SHORT TASK:
Assemble all lines in which the string "this" appears.

TASK INPUTS:
————

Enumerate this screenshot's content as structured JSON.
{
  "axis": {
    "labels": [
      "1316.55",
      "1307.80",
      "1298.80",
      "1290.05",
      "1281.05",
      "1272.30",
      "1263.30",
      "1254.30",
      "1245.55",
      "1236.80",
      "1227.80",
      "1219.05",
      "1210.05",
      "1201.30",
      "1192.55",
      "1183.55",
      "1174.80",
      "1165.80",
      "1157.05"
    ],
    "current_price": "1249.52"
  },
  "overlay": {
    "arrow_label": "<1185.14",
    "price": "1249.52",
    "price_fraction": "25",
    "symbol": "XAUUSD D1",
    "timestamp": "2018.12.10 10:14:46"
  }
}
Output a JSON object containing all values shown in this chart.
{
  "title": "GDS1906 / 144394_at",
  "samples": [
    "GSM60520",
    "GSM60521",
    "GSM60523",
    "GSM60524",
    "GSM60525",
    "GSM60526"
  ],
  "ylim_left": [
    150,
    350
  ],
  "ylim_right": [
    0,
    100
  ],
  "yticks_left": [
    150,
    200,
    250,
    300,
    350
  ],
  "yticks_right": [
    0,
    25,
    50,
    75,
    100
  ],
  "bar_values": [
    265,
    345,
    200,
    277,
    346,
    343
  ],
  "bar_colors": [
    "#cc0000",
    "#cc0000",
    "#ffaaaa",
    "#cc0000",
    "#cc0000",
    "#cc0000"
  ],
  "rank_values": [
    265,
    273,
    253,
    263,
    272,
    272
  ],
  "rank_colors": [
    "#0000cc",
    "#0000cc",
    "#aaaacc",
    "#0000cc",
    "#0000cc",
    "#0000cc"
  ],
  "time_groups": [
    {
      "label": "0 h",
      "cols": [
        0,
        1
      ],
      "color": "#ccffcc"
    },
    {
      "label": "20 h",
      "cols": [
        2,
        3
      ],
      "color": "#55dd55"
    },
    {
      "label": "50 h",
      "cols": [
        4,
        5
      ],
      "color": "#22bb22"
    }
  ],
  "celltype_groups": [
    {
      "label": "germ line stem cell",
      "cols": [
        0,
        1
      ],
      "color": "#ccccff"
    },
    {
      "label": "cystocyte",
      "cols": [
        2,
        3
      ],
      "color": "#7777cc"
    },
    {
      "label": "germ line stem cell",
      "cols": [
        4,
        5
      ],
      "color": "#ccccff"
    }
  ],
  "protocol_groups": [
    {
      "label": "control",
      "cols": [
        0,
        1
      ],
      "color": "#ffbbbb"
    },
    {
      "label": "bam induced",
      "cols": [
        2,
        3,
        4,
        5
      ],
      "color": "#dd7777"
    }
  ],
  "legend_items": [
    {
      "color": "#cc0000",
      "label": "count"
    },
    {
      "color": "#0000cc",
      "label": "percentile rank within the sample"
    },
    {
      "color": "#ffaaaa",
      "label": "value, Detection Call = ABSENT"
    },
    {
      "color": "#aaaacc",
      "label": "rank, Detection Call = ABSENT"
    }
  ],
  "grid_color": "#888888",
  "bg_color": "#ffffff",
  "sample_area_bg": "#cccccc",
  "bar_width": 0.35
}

————

EXPECTED ANSWER:
Enumerate this screenshot's content as structured JSON.
Output a JSON object containing all values shown in this chart.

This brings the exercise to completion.